**WHAT TO PRODUCE:** Below are some records. Copy every line in them that holds "true".

**SUPPLIED RECORDS:**
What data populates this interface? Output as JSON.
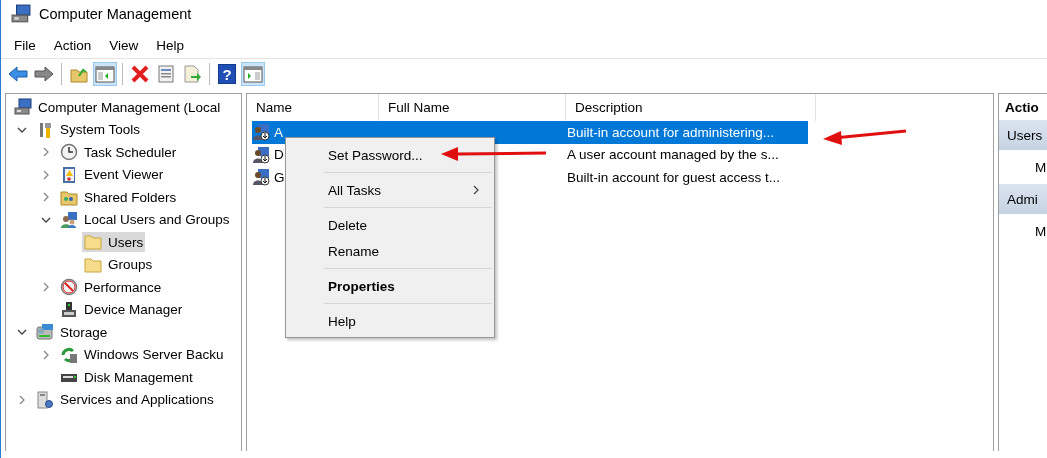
{
  "window": {
    "title": "Computer Management"
  },
  "menu": [
    "File",
    "Action",
    "View",
    "Help"
  ],
  "toolbar": [
    {
      "kind": "back",
      "pressed": false
    },
    {
      "kind": "forward",
      "pressed": false
    },
    {
      "kind": "separator"
    },
    {
      "kind": "up",
      "pressed": false
    },
    {
      "kind": "tree-toggle",
      "pressed": true
    },
    {
      "kind": "separator"
    },
    {
      "kind": "delete",
      "pressed": false
    },
    {
      "kind": "properties",
      "pressed": false
    },
    {
      "kind": "export",
      "pressed": false
    },
    {
      "kind": "separator"
    },
    {
      "kind": "help",
      "pressed": false,
      "glyph": "?"
    },
    {
      "kind": "action-toggle",
      "pressed": true
    }
  ],
  "tree": [
    {
      "label": "Computer Management (Local",
      "kind": "computer",
      "selected": false,
      "children": [
        {
          "label": "System Tools",
          "kind": "tools",
          "expanded": true,
          "selected": false,
          "children": [
            {
              "label": "Task Scheduler",
              "kind": "clock",
              "expanded": false,
              "selected": false
            },
            {
              "label": "Event Viewer",
              "kind": "event",
              "expanded": false,
              "selected": false
            },
            {
              "label": "Shared Folders",
              "kind": "share",
              "expanded": false,
              "selected": false
            },
            {
              "label": "Local Users and Groups",
              "kind": "users",
              "expanded": true,
              "selected": false,
              "children": [
                {
                  "label": "Users",
                  "kind": "folder",
                  "selected": true
                },
                {
                  "label": "Groups",
                  "kind": "folder",
                  "selected": false
                }
              ]
            },
            {
              "label": "Performance",
              "kind": "perf",
              "expanded": false,
              "selected": false
            },
            {
              "label": "Device Manager",
              "kind": "device",
              "selected": false
            }
          ]
        },
        {
          "label": "Storage",
          "kind": "storage",
          "expanded": true,
          "selected": false,
          "children": [
            {
              "label": "Windows Server Backu",
              "kind": "backup",
              "expanded": false,
              "selected": false
            },
            {
              "label": "Disk Management",
              "kind": "disk",
              "selected": false
            }
          ]
        },
        {
          "label": "Services and Applications",
          "kind": "services",
          "expanded": false,
          "selected": false
        }
      ]
    }
  ],
  "table": {
    "columns": [
      "Name",
      "Full Name",
      "Description"
    ],
    "rows": [
      {
        "name": "A",
        "full_name": "",
        "description": "Built-in account for administering...",
        "selected": true
      },
      {
        "name": "D",
        "full_name": "",
        "description": "A user account managed by the s...",
        "selected": false
      },
      {
        "name": "G",
        "full_name": "",
        "description": "Built-in account for guest access t...",
        "selected": false
      }
    ]
  },
  "context_menu": [
    {
      "kind": "item",
      "label": "Set Password...",
      "default": false,
      "submenu": false
    },
    {
      "kind": "separator"
    },
    {
      "kind": "item",
      "label": "All Tasks",
      "default": false,
      "submenu": true
    },
    {
      "kind": "separator"
    },
    {
      "kind": "item",
      "label": "Delete",
      "default": false,
      "submenu": false
    },
    {
      "kind": "item",
      "label": "Rename",
      "default": false,
      "submenu": false
    },
    {
      "kind": "separator"
    },
    {
      "kind": "item",
      "label": "Properties",
      "default": true,
      "submenu": false
    },
    {
      "kind": "separator"
    },
    {
      "kind": "item",
      "label": "Help",
      "default": false,
      "submenu": false
    }
  ],
  "actions": {
    "title": "Actio",
    "sections": [
      {
        "title": "Users",
        "items": [
          "M"
        ]
      },
      {
        "title": "Admi",
        "items": [
          "M"
        ]
      }
    ]
  }
}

**EXERCISE RESULT:**
      "pressed": true
      "pressed": true
          "expanded": true,
              "expanded": true,
                  "selected": true
          "expanded": true,
        "selected": true
      "submenu": true
      "default": true,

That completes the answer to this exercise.